I try to impute missing values in one column by sampling from a given discrete distribution. I chose gender as a simple example. This is my attempt:
library(dplyr)
set.seed(42)
df <- data.frame(
gender = c("f", "m", "m", NA, NA, NA, NA, NA, NA, NA, NA)
)
df
df <- df %>%
mutate(
derived_gender_of_casualty = ifelse(
is.na(gender)
, sample(x = c("m", "f"), prob = c(0.9, 0.1))
, as.character(gender))
)
df
It creates:
However, it does not look right. The genders are uniformly distributed. I would expect there to be more males given the probability of 0.9 (this is not meant to be controversial - in hisight I should have picked another example haha!!!).
Any ideas? Thanks!
CodePudding user response:
Let's see what sample(x = c("m", "f"), prob = c(0.9, 0.1))
returns
sample(x = c("m", "f"), prob = c(0.9, 0.1))
#[1] "m" "f"
Try this multiple times, do you see any change? Maybe the order gets changed but do you see any effect of 0.9 or 0.1 ? Let's repeat this for 100 times and count number of times 'm'
and 'f'
occur.
table(replicate(100, sample(x = c("m", "f"), prob = c(0.9, 0.1))))
# f m
#100 100
Still the ratio is the same. By default sample
has replace = FALSE
and when you don't mention the n
, it is same as length of the vector passed so the probability does not matter here. The reason why you get such an output is because sample(x = c("m", "f"), prob = c(0.9, 0.1))
returns two values with both m
and f
and the same value is recycled throughout.
Solution
library(dplyr)
set.seed(123)
df %>%
mutate(
derived_gender_of_casualty = ifelse(
is.na(gender)
, sample(x = c("m", "f"), n(), prob = c(0.9, 0.1), replace = TRUE)
, as.character(gender))
)

■ **Data entries**:
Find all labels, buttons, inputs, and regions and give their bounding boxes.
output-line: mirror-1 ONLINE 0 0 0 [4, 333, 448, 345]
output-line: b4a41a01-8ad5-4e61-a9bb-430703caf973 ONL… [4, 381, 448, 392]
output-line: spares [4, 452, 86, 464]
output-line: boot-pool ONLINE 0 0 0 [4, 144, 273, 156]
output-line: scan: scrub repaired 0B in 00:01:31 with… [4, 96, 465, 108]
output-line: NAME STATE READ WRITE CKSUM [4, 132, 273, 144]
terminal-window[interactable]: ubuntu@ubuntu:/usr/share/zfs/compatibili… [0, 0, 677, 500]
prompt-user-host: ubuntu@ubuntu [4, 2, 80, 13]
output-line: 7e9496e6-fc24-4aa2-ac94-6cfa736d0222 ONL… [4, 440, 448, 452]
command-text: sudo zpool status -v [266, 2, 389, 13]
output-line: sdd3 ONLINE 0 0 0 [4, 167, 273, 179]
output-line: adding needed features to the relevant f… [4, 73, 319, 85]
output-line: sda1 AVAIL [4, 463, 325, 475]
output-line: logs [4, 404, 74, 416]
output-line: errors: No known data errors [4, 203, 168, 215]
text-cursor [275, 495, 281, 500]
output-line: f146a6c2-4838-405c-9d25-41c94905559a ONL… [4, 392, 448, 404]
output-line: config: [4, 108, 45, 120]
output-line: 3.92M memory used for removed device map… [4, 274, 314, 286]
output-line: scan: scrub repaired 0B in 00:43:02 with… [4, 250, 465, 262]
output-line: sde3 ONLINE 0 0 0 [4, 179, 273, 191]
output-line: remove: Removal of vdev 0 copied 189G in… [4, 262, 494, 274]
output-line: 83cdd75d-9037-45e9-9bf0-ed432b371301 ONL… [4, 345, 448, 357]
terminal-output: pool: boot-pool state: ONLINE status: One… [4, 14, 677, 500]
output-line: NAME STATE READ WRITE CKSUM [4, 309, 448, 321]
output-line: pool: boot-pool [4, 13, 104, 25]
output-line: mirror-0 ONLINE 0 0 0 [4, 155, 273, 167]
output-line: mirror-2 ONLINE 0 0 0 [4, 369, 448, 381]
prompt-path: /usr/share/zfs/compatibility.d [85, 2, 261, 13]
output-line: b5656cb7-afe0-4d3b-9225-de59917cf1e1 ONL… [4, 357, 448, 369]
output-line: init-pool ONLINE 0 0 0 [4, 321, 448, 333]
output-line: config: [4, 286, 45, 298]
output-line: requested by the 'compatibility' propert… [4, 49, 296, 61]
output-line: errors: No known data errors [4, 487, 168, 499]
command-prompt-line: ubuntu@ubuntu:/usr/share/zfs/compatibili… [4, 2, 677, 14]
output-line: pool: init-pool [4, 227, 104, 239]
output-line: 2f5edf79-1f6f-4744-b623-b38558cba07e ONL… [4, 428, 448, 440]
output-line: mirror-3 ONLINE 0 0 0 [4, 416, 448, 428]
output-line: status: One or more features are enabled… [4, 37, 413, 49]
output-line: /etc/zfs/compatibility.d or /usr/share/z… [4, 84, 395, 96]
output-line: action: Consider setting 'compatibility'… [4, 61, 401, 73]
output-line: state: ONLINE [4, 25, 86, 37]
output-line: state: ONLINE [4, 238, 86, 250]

■ **Exercises to complete**:
- A) Answer each question from the sampling thread.
(i) What probability does the original post assign to "m"?
(ii) Which seed value does the proposed solution set?
(iii) According to the reply, what is the default setting of replace in sample?
- B) Resume the sampling thread from the point where its text stops.
The data bear no relation to the sampling thread.

■ **Outputs for the tasks**:
- A)
(i) 0.9
(ii) 123
(iii) FALSE

- B)
# gender derived_gender_of_casualty
#1 f f
#2 m m
#3 m m
#4 <NA> m
#5 <NA> f
#6 <NA> m
#7 <NA> m
#8 <NA> m
#9 <NA> m
#10 <NA> m
#11 <NA> f
CodePudding user response:
A base R option:
set.seed(42)
df <- data.frame(
gender = c("f", "m", "m", NA, NA, NA, NA, NA, NA, NA, NA)
)
df$gender[is.na(df$gender)] <- sample(x = c("m", "f"),
size = sum(is.na(df$gender)),
prob = c(0.9, 0.1),
replace = TRUE)
df
#> gender
#> 1 f
#> 2 m
#> 3 m
#> 4 f
#> 5 f
#> 6 m
#> 7 m
#> 8 m
#> 9 m
#> 10 m
#> 11 m
Created on 2021-09-24 by the reprex package (v2.0.0)
CodePudding user response:
Adding rowwise
in your chain should do it:
df <- df %>%
rowwise %>%
mutate(
derived_gender_of_casualty = ifelse(
is.na(gender)
, sample(x = c("m", "f"), prob = c(0.9, 0.1))
, as.character(gender))
)
df
Here's a little experiment to show that it works. I make df
have 1000 rows all missing on gender
. The imputed data has Pr(M) approximately = 0.9.
set.seed(42)
df <- data.frame(
gender = rep(NA, 1000)
)
df
df <- df %>%
rowwise %>%
mutate(
derived_gender_of_casualty = ifelse(
is.na(gender)
, sample(x = c("m", "f"), size = 1, prob = c(0.9, 0.1))
, as.character(gender))
)
mean(df$derived_gender_of_casualty == "m")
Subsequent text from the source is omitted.